== MATERIALS PROVIDED

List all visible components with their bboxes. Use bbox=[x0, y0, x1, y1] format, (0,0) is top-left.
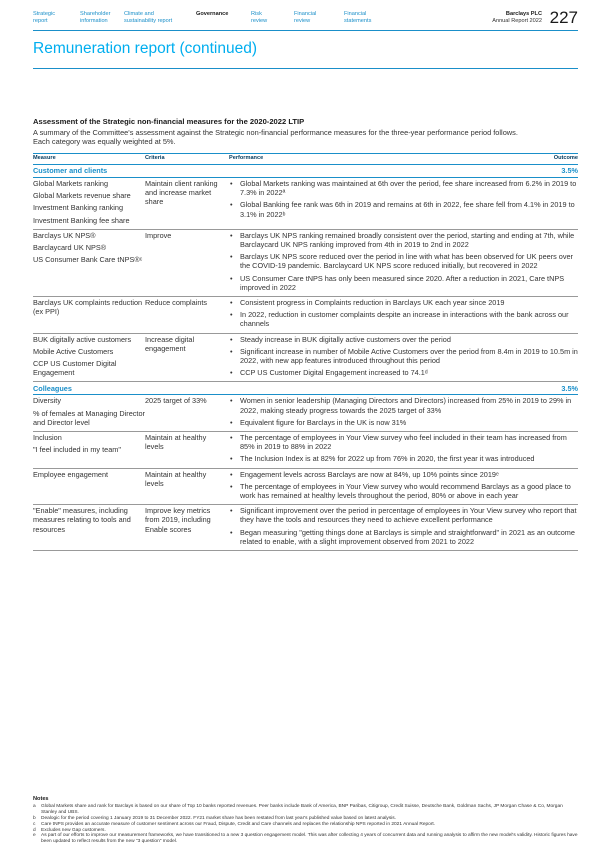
table-row bbox=[33, 505, 578, 551]
criteria-cell: Reduce complaints bbox=[145, 298, 208, 308]
table-header bbox=[33, 153, 578, 165]
performance-item: • Began measuring "getting things done at Barclays is simple and straightforward" in 2021 as an outcome related to enable, with a slight improvement observed from 2021 to 2022 bbox=[229, 528, 578, 546]
category-outcome: 3.5% bbox=[561, 166, 578, 176]
criteria-cell: 2025 target of 33% bbox=[145, 396, 207, 406]
brand-name: Barclays PLC bbox=[505, 11, 542, 17]
measure-text: BUK digitally active customers bbox=[33, 334, 132, 344]
performance-list bbox=[229, 433, 578, 464]
nav-item-4[interactable]: Governance bbox=[196, 11, 229, 17]
table-row bbox=[33, 178, 578, 230]
header-outcome: Outcome bbox=[553, 155, 578, 162]
performance-item: • Engagement levels across Barclays are now at 84%, up 10% points since 2019ᵉ bbox=[229, 470, 578, 479]
category-outcome: 3.5% bbox=[561, 383, 578, 393]
assessment-table bbox=[33, 153, 578, 551]
performance-item: • CCP US Customer Digital Engagement increased to 74.1ᵈ bbox=[229, 368, 578, 377]
criteria-cell: Maintain at healthy levels bbox=[145, 469, 207, 488]
performance-cell bbox=[229, 506, 578, 549]
nav-item-7[interactable]: Financial statements bbox=[344, 11, 372, 24]
table-row bbox=[33, 297, 578, 334]
measure-cell bbox=[33, 470, 145, 504]
measure-text: Global Markets revenue share bbox=[33, 191, 131, 201]
category-name: Customer and clients bbox=[33, 166, 108, 176]
note-text: Dealogic for the period covering 1 January 2019 to 31 December 2022. FY21 market share has been restated from last year's published value based on latest analysis. bbox=[41, 815, 397, 821]
measure-text: "Enable" measures, including measures relating to tools and resources bbox=[33, 506, 131, 534]
performance-item: • Significant increase in number of Mobile Active Customers over the period from 8.4m in 2019 to 10.5m in 2022, with new app features introduced throughout this period bbox=[229, 347, 578, 365]
measure-cell bbox=[33, 433, 145, 467]
performance-item: • Barclays UK NPS ranking remained broadly consistent over the period, starting and ending at 7th, while Barclaycard UK NPS ranking improved from 4th in 2019 to 2nd in 2022 bbox=[229, 231, 578, 249]
performance-item: • Global Banking fee rank was 6th in 2019 and remains at 6th in 2022, fee share fell from 4.1% in 2019 to 3.1% in 2022ᵇ bbox=[229, 200, 578, 218]
performance-list bbox=[229, 179, 578, 219]
table-row bbox=[33, 432, 578, 469]
performance-item: • The Inclusion Index is at 82% for 2022 up from 76% in 2020, the first year it was introduced bbox=[229, 454, 578, 463]
header-criteria: Criteria bbox=[145, 155, 165, 162]
performance-item: • Global Markets ranking was maintained at 6th over the period, fee share increased from 6.2% in 2019 to 7.3% in 2022ª bbox=[229, 179, 578, 197]
brand-block bbox=[492, 11, 542, 24]
notes-list bbox=[33, 804, 578, 845]
note-text: Global Markets share and rank for Barclays is based on our share of Top 10 banks reported revenues. Peer banks include Bank of America, BNP Paribas, Citigroup, Credit Suisse, Deutsche Bank, Goldman Sachs, JP Morgan Chase & Co, Morgan Stanley and UBS. bbox=[41, 803, 563, 815]
measure-text: Global Markets ranking bbox=[33, 179, 109, 188]
performance-list bbox=[229, 506, 578, 546]
measure-cell bbox=[33, 298, 145, 332]
performance-item: • In 2022, reduction in customer complaints despite an increase in interactions with the bank across our channels bbox=[229, 310, 578, 328]
performance-item: • US Consumer Care tNPS has only been measured since 2020. After a reduction in 2021, Care tNPS improved in 2022 bbox=[229, 274, 578, 292]
performance-item: • Steady increase in BUK digitally active customers over the period bbox=[229, 335, 578, 344]
performance-cell bbox=[229, 335, 578, 381]
section-heading: Assessment of the Strategic non-financial measures for the 2020-2022 LTIP bbox=[33, 117, 305, 126]
note-item bbox=[33, 804, 578, 816]
note-key: e bbox=[33, 833, 36, 839]
criteria-cell: Maintain at healthy levels bbox=[145, 433, 207, 452]
measure-text: Investment Banking ranking bbox=[33, 203, 124, 213]
note-key: d bbox=[33, 827, 36, 833]
performance-cell bbox=[229, 433, 578, 467]
table-row bbox=[33, 469, 578, 506]
measure-text: % of females at Managing Director and Director level bbox=[33, 408, 145, 427]
notes bbox=[33, 797, 578, 845]
performance-item: • Significant improvement over the period in percentage of employees in Your View survey who report that they have the tools and resources they need to achieve excellent performance bbox=[229, 506, 578, 524]
note-key: a bbox=[33, 803, 36, 809]
criteria-cell: Improve key metrics from 2019, including Enable scores bbox=[145, 506, 211, 534]
measure-text: Barclaycard UK NPS® bbox=[33, 243, 107, 253]
nav-divider bbox=[33, 30, 578, 31]
nav-item-1[interactable]: Strategic report bbox=[33, 11, 56, 24]
performance-item: • Equivalent figure for Barclays in the UK is now 31% bbox=[229, 418, 578, 427]
category-row bbox=[33, 382, 578, 395]
note-key: c bbox=[33, 821, 36, 827]
nav-item-6[interactable]: Financial review bbox=[294, 11, 317, 24]
measure-cell bbox=[33, 506, 145, 549]
header-performance: Performance bbox=[229, 155, 264, 162]
page-number: 227 bbox=[549, 8, 578, 27]
title-divider bbox=[33, 68, 578, 69]
category-name: Colleagues bbox=[33, 383, 72, 393]
measure-text: Diversity bbox=[33, 396, 61, 406]
table-row bbox=[33, 230, 578, 297]
note-key: b bbox=[33, 815, 36, 821]
performance-list bbox=[229, 298, 578, 329]
performance-item: • Consistent progress in Complaints reduction in Barclays UK each year since 2019 bbox=[229, 298, 578, 307]
section-intro: A summary of the Committee's assessment against the Strategic non-financial performance measures for the three-year performance period follows. Each category was equally weighted at 5%. bbox=[33, 128, 518, 147]
measure-text: "I feel included in my team" bbox=[33, 445, 121, 455]
note-text: Care tNPS provides an accurate measure of customer sentiment across our Fraud, Dispute, Credit and Care channels and replaces the relationship NPS reported in 2021 Annual Report. bbox=[41, 821, 436, 827]
measure-text: Investment Banking fee share bbox=[33, 215, 130, 225]
criteria-cell: Increase digital engagement bbox=[145, 334, 195, 353]
measure-text: US Consumer Bank Care tNPS®ᶜ bbox=[33, 255, 143, 265]
note-item bbox=[33, 833, 578, 845]
performance-cell bbox=[229, 231, 578, 295]
performance-list bbox=[229, 396, 578, 427]
note-text: As part of our efforts to improve our measurement frameworks, we have transitioned to a new 3 question engagement model. This was after collecting 4 years of concurrent data and running analysis to affirm the new model's validity. Historic figures have been updated to reflect results from the new "3 question" model. bbox=[41, 833, 578, 845]
measure-text: Mobile Active Customers bbox=[33, 346, 114, 356]
criteria-cell: Maintain client ranking and increase market share bbox=[145, 179, 218, 207]
brand-subtitle: Annual Report 2022 bbox=[492, 17, 542, 24]
measure-cell bbox=[33, 231, 145, 295]
measure-text: Inclusion bbox=[33, 433, 62, 443]
table-row bbox=[33, 334, 578, 383]
performance-item: • The percentage of employees in Your View survey who feel included in their team has increased from 85% in 2019 to 88% in 2022 bbox=[229, 433, 578, 451]
category-row bbox=[33, 165, 578, 178]
measure-cell bbox=[33, 396, 145, 430]
measure-cell bbox=[33, 335, 145, 381]
performance-list bbox=[229, 335, 578, 378]
performance-item: • The percentage of employees in Your View survey who would recommend Barclays as a good place to work has remained at healthy levels throughout the period, 80% or above in each year bbox=[229, 482, 578, 500]
performance-item: • Women in senior leadership (Managing Directors and Directors) increased from 25% in 2019 to 29% in 2022, making steady progress towards the 2025 target of 33% bbox=[229, 396, 578, 414]
performance-cell bbox=[229, 470, 578, 504]
table-body bbox=[33, 165, 578, 551]
performance-cell bbox=[229, 298, 578, 332]
measure-text: Barclays UK NPS® bbox=[33, 230, 96, 240]
performance-cell bbox=[229, 396, 578, 430]
criteria-cell: Improve bbox=[145, 230, 172, 240]
performance-list bbox=[229, 470, 578, 501]
notes-title: Notes bbox=[33, 796, 49, 802]
measure-cell bbox=[33, 179, 145, 228]
measure-text: Employee engagement bbox=[33, 469, 109, 479]
measure-text: CCP US Customer Digital Engagement bbox=[33, 359, 117, 378]
table-row bbox=[33, 395, 578, 432]
performance-cell bbox=[229, 179, 578, 228]
page-title: Remuneration report (continued) bbox=[33, 40, 258, 57]
measure-text: Barclays UK complaints reduction (ex PPI) bbox=[33, 298, 143, 317]
nav-item-3[interactable]: Climate and sustainability report bbox=[124, 11, 173, 24]
performance-item: • Barclays UK NPS score reduced over the period in line with what has been observed for UK peers over the COVID-19 pandemic. Barclaycard UK NPS score reduced initially, but recovered in 2022 bbox=[229, 252, 578, 270]
header-measure: Measure bbox=[33, 155, 56, 162]
nav-item-5[interactable]: Risk review bbox=[251, 11, 268, 24]
nav-item-2[interactable]: Shareholder information bbox=[80, 11, 111, 24]
note-text: Excludes new Gap customers. bbox=[41, 827, 106, 833]
performance-list bbox=[229, 231, 578, 292]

====

In the data, starting with the line containing "table-row bbox=[33, 505, 578, 551]" and going on through the line containing "table-row bbox=[33, 297, 578, 334]", rename every "performance-item" to "result-item". Write out those lines again with nothing else altered.

table-row bbox=[33, 505, 578, 551]
criteria-cell: Reduce complaints bbox=[145, 298, 208, 308]
table-header bbox=[33, 153, 578, 165]
result-item: • Began measuring "getting things done at Barclays is simple and straightforward" in 2021 as an outcome related to enable, with a slight improvement observed from 2021 to 2022 bbox=[229, 528, 578, 546]
category-outcome: 3.5% bbox=[561, 166, 578, 176]
criteria-cell: 2025 target of 33% bbox=[145, 396, 207, 406]
brand-name: Barclays PLC bbox=[505, 11, 542, 17]
measure-text: BUK digitally active customers bbox=[33, 334, 132, 344]
performance-list bbox=[229, 433, 578, 464]
nav-item-4[interactable]: Governance bbox=[196, 11, 229, 17]
table-row bbox=[33, 178, 578, 230]
header-outcome: Outcome bbox=[553, 155, 578, 162]
result-item: • Engagement levels across Barclays are now at 84%, up 10% points since 2019ᵉ bbox=[229, 470, 578, 479]
category-outcome: 3.5% bbox=[561, 383, 578, 393]
assessment-table bbox=[33, 153, 578, 551]
result-item: • CCP US Customer Digital Engagement increased to 74.1ᵈ bbox=[229, 368, 578, 377]
criteria-cell: Maintain at healthy levels bbox=[145, 469, 207, 488]
performance-cell bbox=[229, 506, 578, 549]
nav-item-7[interactable]: Financial statements bbox=[344, 11, 372, 24]
table-row bbox=[33, 297, 578, 334]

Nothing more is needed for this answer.